◆ **GIVEN INSTRUCTION**: Set down the full listing exactly as given. Any pictures are to be left out.
▶
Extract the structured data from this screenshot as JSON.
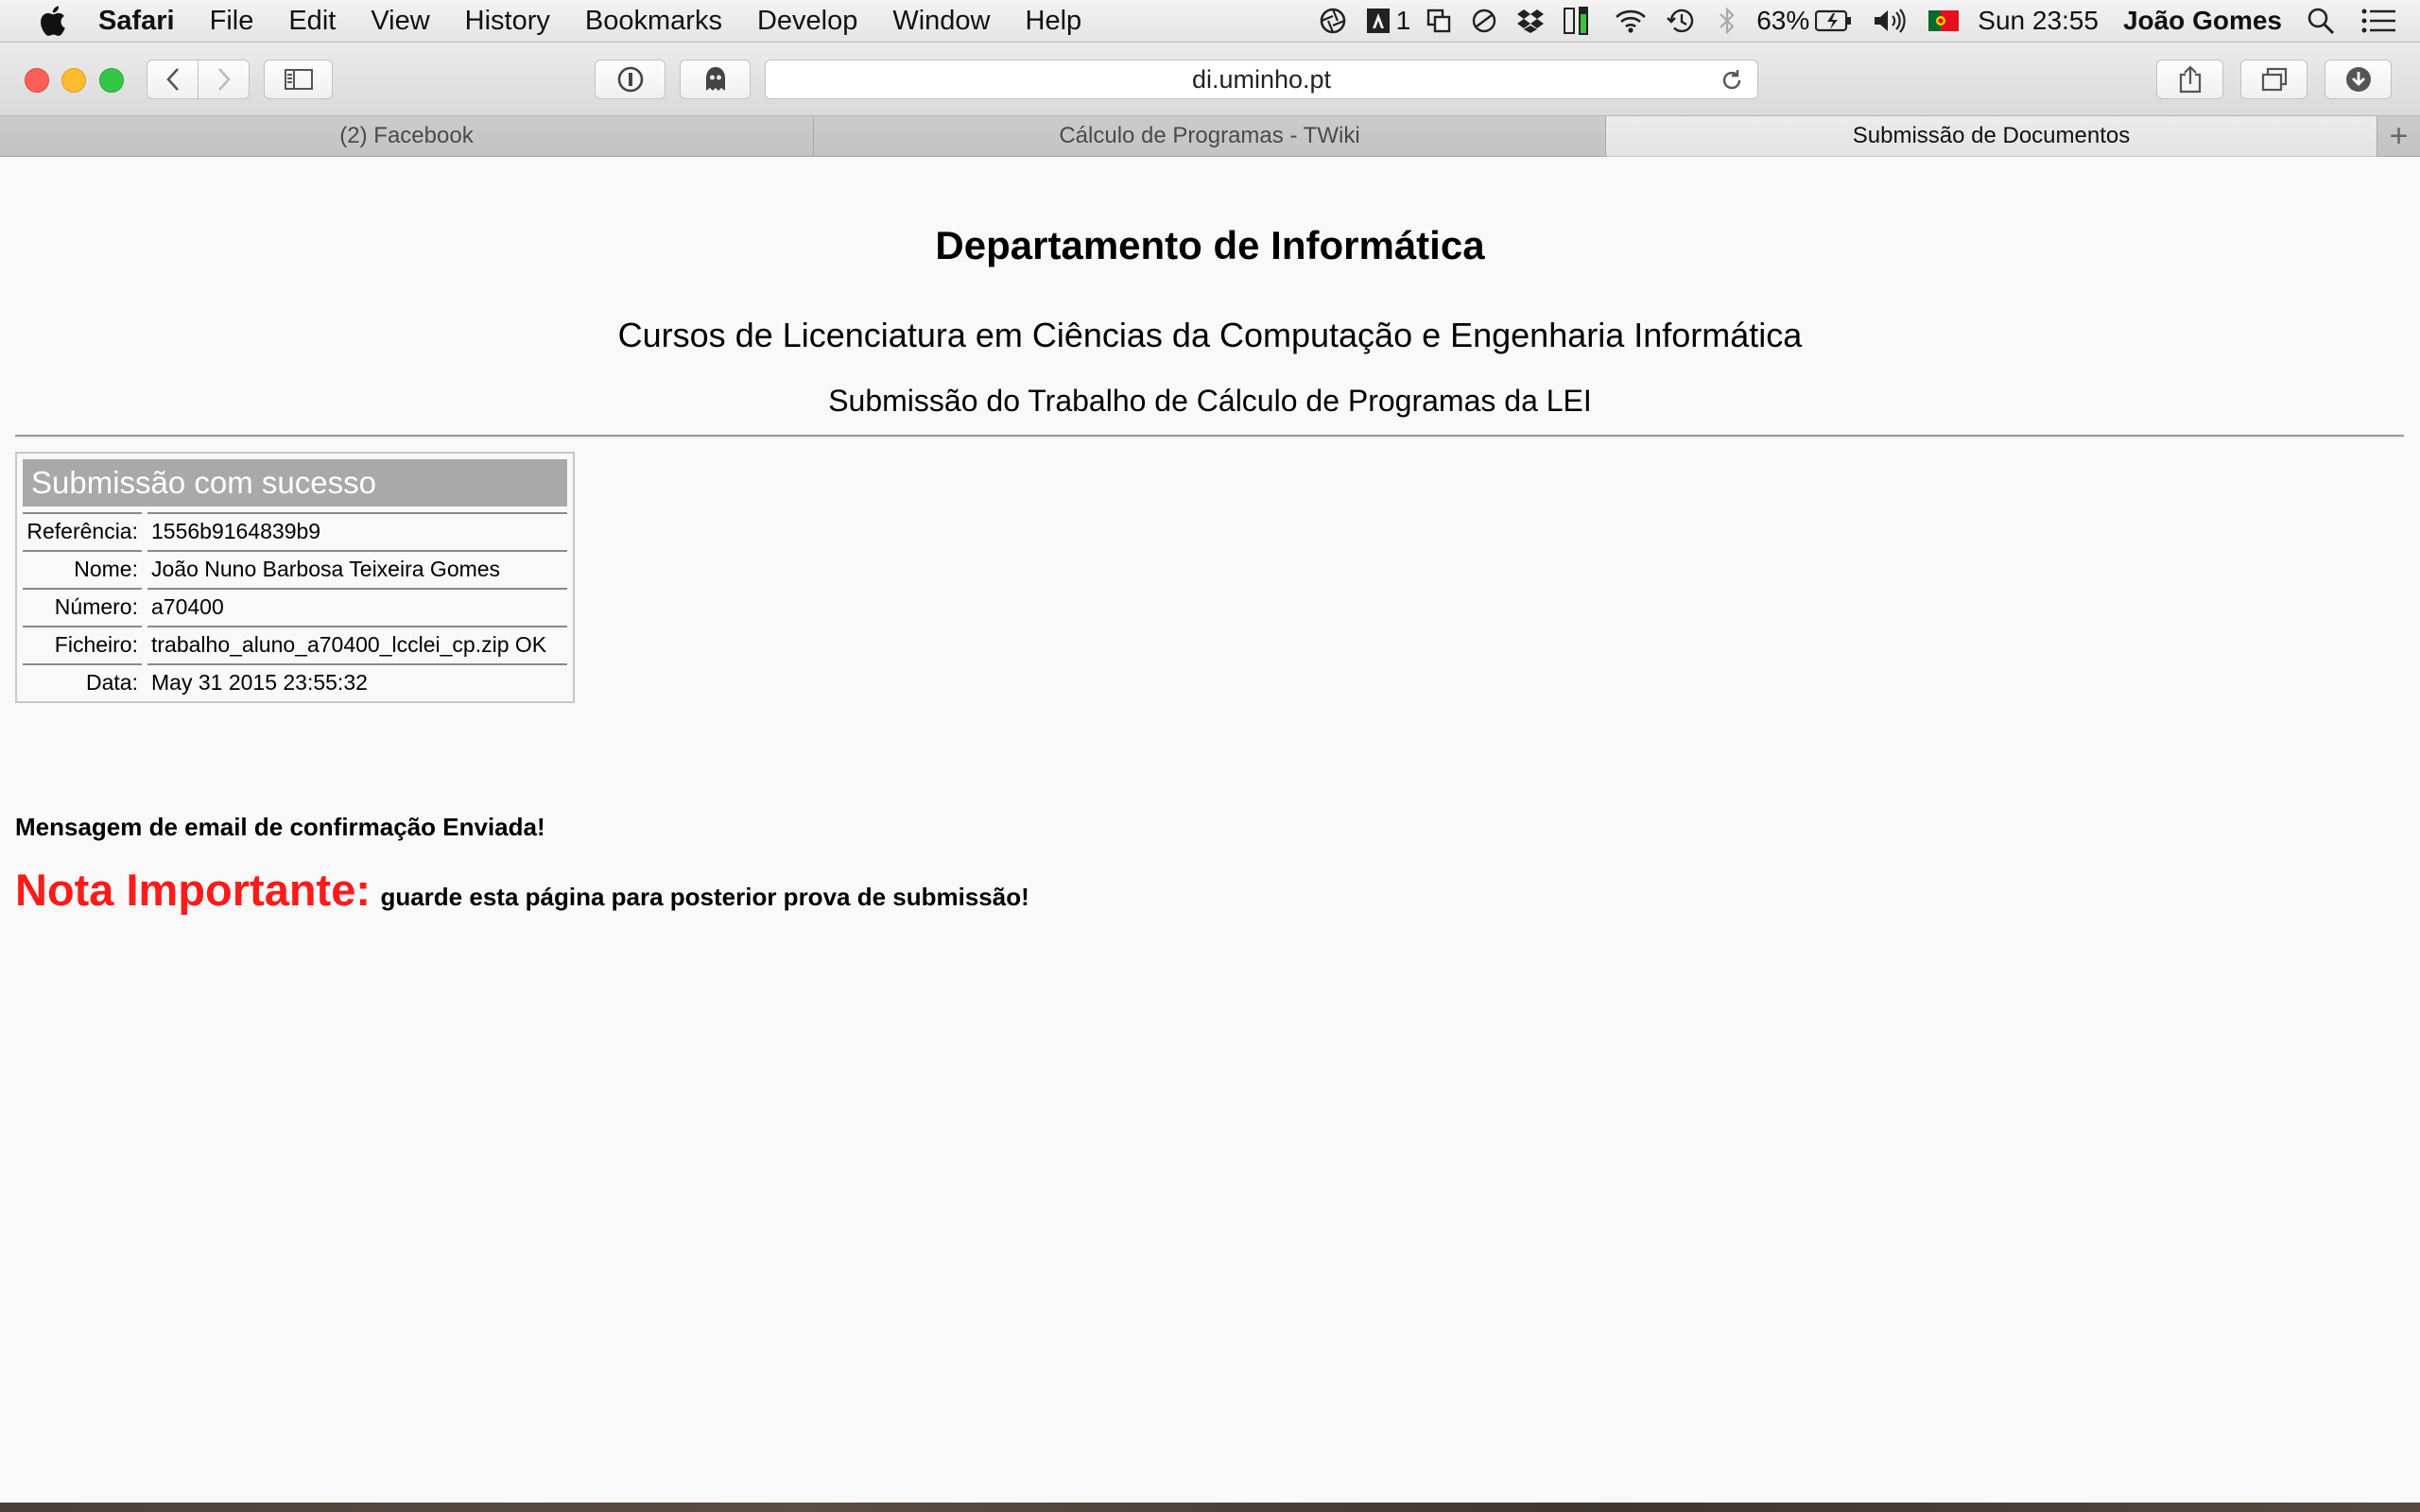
{
  "menubar": {
    "app": "Safari",
    "items": [
      "File",
      "Edit",
      "View",
      "History",
      "Bookmarks",
      "Develop",
      "Window",
      "Help"
    ],
    "status": {
      "adobe_count": "1",
      "battery": "63%",
      "clock": "Sun 23:55",
      "user": "João Gomes"
    }
  },
  "browser": {
    "url": "di.uminho.pt",
    "tabs": [
      "(2) Facebook",
      "Cálculo de Programas - TWiki",
      "Submissão de Documentos"
    ],
    "active_tab": 2,
    "new_tab": "+"
  },
  "page": {
    "title": "Departamento de Informática",
    "course": "Cursos de Licenciatura em Ciências da Computação e Engenharia Informática",
    "subtitle": "Submissão do Trabalho de Cálculo de Programas da LEI",
    "result": {
      "heading": "Submissão com sucesso",
      "rows": [
        {
          "label": "Referência:",
          "value": "1556b9164839b9"
        },
        {
          "label": "Nome:",
          "value": "João Nuno Barbosa Teixeira Gomes"
        },
        {
          "label": "Número:",
          "value": "a70400"
        },
        {
          "label": "Ficheiro:",
          "value": "trabalho_aluno_a70400_lcclei_cp.zip OK"
        },
        {
          "label": "Data:",
          "value": "May 31 2015 23:55:32"
        }
      ]
    },
    "email_message": "Mensagem de email de confirmação Enviada!",
    "note_label": "Nota Importante:",
    "note_text": "guarde esta página para posterior prova de submissão!"
  },
  "colors": {
    "note_red": "#ff1a1a",
    "result_header_bg": "#a9a9a9",
    "traffic_red": "#fc5f57",
    "traffic_yellow": "#fdbc2e",
    "traffic_green": "#33c748"
  }
}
◀
◆ **TASK ANSWER**:
Extract the structured data from this screenshot as JSON.
{
  "menubar": {
    "app": "Safari",
    "items": [
      "File",
      "Edit",
      "View",
      "History",
      "Bookmarks",
      "Develop",
      "Window",
      "Help"
    ],
    "status": {
      "adobe_count": "1",
      "battery": "63%",
      "clock": "Sun 23:55",
      "user": "João Gomes"
    }
  },
  "browser": {
    "url": "di.uminho.pt",
    "tabs": [
      "(2) Facebook",
      "Cálculo de Programas - TWiki",
      "Submissão de Documentos"
    ],
    "active_tab": 2,
    "new_tab": "+"
  },
  "page": {
    "title": "Departamento de Informática",
    "course": "Cursos de Licenciatura em Ciências da Computação e Engenharia Informática",
    "subtitle": "Submissão do Trabalho de Cálculo de Programas da LEI",
    "result": {
      "heading": "Submissão com sucesso",
      "rows": [
        {
          "label": "Referência:",
          "value": "1556b9164839b9"
        },
        {
          "label": "Nome:",
          "value": "João Nuno Barbosa Teixeira Gomes"
        },
        {
          "label": "Número:",
          "value": "a70400"
        },
        {
          "label": "Ficheiro:",
          "value": "trabalho_aluno_a70400_lcclei_cp.zip OK"
        },
        {
          "label": "Data:",
          "value": "May 31 2015 23:55:32"
        }
      ]
    },
    "email_message": "Mensagem de email de confirmação Enviada!",
    "note_label": "Nota Importante:",
    "note_text": "guarde esta página para posterior prova de submissão!"
  },
  "colors": {
    "note_red": "#ff1a1a",
    "result_header_bg": "#a9a9a9",
    "traffic_red": "#fc5f57",
    "traffic_yellow": "#fdbc2e",
    "traffic_green": "#33c748"
  }
}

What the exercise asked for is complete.